Stored data:

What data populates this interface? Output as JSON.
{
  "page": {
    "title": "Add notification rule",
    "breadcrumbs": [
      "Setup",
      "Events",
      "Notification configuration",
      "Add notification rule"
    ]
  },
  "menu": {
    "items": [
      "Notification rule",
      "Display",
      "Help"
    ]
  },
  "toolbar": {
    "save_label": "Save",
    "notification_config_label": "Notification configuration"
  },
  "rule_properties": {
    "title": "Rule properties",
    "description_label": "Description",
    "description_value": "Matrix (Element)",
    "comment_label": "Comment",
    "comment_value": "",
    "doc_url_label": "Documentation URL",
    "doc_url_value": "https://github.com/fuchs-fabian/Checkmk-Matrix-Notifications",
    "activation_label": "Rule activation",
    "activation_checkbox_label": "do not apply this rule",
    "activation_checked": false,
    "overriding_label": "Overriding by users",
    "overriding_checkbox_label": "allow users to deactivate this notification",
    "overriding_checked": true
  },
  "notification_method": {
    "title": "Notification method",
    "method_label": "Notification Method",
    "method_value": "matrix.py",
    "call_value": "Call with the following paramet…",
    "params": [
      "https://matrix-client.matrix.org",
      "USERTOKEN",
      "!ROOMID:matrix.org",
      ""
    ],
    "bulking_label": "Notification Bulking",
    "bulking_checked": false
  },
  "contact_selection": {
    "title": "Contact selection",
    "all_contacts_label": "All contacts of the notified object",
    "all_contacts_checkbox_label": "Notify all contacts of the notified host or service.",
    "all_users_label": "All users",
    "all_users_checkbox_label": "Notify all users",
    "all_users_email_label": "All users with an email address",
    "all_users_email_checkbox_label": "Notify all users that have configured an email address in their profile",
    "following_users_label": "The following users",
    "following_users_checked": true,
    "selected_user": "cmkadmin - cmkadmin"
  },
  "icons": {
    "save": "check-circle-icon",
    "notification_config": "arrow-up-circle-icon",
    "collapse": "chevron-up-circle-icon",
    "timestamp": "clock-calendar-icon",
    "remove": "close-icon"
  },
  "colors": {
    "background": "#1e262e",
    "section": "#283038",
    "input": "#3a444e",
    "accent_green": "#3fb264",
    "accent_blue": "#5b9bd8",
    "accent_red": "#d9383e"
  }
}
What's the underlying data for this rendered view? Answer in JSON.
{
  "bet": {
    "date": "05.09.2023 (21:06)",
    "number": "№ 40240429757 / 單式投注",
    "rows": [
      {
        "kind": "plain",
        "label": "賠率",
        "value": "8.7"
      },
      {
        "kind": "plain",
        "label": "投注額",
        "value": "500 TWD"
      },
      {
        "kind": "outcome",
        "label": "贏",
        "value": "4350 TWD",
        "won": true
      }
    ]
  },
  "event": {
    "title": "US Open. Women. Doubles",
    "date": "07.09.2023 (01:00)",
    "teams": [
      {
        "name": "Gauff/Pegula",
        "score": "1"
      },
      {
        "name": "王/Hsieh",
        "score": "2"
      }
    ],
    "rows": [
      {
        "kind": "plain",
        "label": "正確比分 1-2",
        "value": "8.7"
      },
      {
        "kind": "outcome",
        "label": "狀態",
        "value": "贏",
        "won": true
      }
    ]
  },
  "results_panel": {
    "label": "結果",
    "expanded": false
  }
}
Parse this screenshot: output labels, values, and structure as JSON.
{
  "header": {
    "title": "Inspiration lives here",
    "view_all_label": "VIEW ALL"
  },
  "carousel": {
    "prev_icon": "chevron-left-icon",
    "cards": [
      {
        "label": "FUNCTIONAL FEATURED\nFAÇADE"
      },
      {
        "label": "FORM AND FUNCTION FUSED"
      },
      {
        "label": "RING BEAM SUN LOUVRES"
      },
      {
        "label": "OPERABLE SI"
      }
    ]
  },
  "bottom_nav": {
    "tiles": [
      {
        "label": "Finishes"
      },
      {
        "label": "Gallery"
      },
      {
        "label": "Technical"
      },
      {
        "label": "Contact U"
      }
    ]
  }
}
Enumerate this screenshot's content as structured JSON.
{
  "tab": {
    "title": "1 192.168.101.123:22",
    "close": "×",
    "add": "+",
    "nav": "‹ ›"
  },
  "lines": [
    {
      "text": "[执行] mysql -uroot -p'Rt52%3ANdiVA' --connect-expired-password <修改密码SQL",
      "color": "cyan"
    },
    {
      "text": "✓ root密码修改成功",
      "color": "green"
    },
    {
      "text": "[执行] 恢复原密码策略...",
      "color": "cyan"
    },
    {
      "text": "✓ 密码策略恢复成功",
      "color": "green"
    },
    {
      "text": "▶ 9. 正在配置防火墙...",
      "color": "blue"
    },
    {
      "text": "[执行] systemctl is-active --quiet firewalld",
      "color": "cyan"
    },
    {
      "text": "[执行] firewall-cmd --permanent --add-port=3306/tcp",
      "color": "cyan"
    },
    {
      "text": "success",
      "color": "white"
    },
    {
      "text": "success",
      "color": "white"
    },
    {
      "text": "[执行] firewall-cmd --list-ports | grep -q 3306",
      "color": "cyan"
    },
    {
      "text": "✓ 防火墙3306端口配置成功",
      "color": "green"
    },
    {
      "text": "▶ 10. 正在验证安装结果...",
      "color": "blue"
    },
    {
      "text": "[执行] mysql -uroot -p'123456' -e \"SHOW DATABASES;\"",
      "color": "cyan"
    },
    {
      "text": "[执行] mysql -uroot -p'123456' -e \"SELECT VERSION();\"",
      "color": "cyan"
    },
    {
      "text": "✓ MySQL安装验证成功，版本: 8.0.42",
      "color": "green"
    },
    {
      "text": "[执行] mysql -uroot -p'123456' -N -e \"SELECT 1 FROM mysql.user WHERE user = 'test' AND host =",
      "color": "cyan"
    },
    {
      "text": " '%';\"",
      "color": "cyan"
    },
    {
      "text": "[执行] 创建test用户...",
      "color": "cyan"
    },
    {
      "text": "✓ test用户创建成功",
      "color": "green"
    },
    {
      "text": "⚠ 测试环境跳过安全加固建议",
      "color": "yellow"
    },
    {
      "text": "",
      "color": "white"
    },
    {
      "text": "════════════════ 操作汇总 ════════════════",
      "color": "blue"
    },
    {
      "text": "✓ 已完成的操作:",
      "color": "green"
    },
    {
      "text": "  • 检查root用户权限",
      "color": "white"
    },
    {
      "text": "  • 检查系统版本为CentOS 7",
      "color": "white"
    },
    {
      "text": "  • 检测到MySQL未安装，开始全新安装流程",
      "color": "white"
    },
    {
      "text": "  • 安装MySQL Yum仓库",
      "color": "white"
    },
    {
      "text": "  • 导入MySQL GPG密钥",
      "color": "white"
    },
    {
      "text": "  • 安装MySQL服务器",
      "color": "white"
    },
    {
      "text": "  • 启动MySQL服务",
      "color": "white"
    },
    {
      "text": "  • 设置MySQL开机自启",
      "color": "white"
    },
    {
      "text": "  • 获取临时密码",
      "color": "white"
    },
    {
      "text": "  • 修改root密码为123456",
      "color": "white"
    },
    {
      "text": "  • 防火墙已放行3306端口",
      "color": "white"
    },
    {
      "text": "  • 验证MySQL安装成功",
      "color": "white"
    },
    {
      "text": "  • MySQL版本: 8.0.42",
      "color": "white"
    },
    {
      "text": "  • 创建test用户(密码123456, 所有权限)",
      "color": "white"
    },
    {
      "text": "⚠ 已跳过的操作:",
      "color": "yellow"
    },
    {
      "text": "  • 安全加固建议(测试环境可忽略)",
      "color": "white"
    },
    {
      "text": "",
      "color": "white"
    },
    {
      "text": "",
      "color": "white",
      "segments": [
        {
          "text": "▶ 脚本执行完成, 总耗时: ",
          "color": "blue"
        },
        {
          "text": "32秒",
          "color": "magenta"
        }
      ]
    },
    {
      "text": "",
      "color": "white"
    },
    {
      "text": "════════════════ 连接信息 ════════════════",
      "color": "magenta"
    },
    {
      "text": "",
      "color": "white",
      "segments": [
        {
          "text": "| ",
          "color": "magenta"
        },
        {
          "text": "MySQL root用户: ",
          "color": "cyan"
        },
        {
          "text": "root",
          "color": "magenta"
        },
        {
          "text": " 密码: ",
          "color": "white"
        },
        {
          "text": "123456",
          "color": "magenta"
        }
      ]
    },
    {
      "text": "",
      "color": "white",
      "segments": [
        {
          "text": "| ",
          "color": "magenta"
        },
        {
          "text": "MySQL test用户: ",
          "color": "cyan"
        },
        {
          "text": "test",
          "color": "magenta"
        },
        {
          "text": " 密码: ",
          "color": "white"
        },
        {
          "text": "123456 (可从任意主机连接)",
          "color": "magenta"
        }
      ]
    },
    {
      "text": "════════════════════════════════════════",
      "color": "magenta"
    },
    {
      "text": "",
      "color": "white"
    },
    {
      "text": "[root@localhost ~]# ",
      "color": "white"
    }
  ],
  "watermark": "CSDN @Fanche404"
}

*Exercise instructions:*
Go through the listing above and list every line that has the word "email".

*Complete answer:*
    "all_users_email_label": "All users with an email address",
    "all_users_email_checkbox_label": "Notify all users that have configured an email address in their profile",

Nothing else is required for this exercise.